→ **TASK STATEMENT**: Output nothing but the number of lines that include the word "deze".

=-=-=

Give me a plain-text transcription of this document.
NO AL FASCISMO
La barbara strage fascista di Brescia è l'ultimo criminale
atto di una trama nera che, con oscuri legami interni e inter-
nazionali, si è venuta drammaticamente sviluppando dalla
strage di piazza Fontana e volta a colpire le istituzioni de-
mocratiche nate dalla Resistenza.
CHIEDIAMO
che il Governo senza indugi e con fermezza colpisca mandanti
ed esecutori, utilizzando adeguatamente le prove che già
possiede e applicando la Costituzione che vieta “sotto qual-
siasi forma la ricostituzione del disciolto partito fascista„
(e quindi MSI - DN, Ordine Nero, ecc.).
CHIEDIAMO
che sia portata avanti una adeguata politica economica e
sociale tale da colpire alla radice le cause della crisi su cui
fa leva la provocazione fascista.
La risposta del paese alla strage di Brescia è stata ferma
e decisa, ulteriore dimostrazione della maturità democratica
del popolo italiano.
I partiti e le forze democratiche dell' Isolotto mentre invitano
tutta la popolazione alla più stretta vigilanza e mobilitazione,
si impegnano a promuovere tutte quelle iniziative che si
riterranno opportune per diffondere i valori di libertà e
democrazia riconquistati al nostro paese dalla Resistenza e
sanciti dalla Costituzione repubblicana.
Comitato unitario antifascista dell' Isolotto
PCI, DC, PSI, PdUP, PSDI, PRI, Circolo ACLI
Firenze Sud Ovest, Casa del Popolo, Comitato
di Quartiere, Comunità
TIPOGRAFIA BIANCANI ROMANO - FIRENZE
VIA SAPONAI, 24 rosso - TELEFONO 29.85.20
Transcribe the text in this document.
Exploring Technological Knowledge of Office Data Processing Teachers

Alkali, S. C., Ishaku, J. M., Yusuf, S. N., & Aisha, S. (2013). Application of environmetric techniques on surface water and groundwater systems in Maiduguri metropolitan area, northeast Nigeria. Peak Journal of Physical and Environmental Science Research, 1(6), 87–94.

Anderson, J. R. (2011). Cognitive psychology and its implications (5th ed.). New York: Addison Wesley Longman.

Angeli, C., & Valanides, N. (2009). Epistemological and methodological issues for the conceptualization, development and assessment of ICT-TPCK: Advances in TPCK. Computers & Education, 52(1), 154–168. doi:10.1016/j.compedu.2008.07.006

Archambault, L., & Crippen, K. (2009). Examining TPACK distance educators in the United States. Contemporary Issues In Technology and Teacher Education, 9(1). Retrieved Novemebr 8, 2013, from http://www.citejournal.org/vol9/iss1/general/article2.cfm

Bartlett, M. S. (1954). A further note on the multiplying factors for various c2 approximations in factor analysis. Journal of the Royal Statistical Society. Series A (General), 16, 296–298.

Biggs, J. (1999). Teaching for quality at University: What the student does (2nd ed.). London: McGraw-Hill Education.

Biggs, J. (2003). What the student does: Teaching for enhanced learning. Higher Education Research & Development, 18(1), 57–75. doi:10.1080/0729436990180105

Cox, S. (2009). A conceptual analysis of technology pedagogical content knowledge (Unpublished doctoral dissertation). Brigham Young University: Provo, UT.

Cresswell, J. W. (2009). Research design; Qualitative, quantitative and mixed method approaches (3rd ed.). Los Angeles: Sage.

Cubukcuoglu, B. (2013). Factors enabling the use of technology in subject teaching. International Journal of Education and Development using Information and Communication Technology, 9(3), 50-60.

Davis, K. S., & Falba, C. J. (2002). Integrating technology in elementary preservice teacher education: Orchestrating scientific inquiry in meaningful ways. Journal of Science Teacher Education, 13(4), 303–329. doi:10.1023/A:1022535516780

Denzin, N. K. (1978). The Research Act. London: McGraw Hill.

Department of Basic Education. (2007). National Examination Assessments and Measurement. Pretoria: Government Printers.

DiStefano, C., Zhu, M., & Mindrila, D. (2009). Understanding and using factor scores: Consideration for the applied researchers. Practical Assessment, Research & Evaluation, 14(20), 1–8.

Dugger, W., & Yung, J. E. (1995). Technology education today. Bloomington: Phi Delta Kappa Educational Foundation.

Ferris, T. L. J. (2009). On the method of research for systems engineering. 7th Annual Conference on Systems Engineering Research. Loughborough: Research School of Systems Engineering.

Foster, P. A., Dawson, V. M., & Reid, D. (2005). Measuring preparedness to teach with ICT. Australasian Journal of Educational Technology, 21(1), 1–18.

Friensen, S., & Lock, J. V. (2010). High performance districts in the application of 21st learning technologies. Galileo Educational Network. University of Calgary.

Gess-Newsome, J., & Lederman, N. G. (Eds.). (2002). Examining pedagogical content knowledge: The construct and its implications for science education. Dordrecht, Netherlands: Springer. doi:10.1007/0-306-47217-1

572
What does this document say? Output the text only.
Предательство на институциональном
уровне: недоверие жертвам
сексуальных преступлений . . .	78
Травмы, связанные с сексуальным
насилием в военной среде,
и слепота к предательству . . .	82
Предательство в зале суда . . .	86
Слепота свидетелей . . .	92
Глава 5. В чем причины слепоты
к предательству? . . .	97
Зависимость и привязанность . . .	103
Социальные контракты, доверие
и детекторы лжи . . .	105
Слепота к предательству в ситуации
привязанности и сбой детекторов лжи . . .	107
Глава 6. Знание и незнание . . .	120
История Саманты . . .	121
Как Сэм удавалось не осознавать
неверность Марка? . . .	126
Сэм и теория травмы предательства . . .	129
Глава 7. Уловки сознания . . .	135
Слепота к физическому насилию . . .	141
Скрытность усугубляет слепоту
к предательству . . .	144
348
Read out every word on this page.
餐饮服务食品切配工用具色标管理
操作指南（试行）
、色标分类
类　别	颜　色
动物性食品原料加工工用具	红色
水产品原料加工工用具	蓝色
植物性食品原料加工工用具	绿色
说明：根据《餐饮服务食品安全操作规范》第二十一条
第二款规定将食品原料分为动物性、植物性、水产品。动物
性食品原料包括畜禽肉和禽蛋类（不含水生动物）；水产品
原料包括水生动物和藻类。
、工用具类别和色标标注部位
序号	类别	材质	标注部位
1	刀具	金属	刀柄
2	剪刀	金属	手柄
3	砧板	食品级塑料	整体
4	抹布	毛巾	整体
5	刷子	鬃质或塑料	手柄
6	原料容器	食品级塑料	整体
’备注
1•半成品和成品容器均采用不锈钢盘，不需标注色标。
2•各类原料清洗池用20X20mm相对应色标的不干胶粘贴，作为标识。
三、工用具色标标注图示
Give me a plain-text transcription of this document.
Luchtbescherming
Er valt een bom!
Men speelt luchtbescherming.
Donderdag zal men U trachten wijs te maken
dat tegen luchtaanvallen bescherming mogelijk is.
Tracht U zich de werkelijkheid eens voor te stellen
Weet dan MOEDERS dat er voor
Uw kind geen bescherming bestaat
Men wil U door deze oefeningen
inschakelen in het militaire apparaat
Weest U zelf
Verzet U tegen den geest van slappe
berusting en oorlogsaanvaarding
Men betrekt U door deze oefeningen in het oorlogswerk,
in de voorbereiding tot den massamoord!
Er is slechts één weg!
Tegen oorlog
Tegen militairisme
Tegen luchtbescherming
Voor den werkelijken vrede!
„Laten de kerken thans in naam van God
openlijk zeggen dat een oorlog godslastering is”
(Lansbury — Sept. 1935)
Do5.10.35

=-=-=

→ **EXERCISE OUTPUT**: 2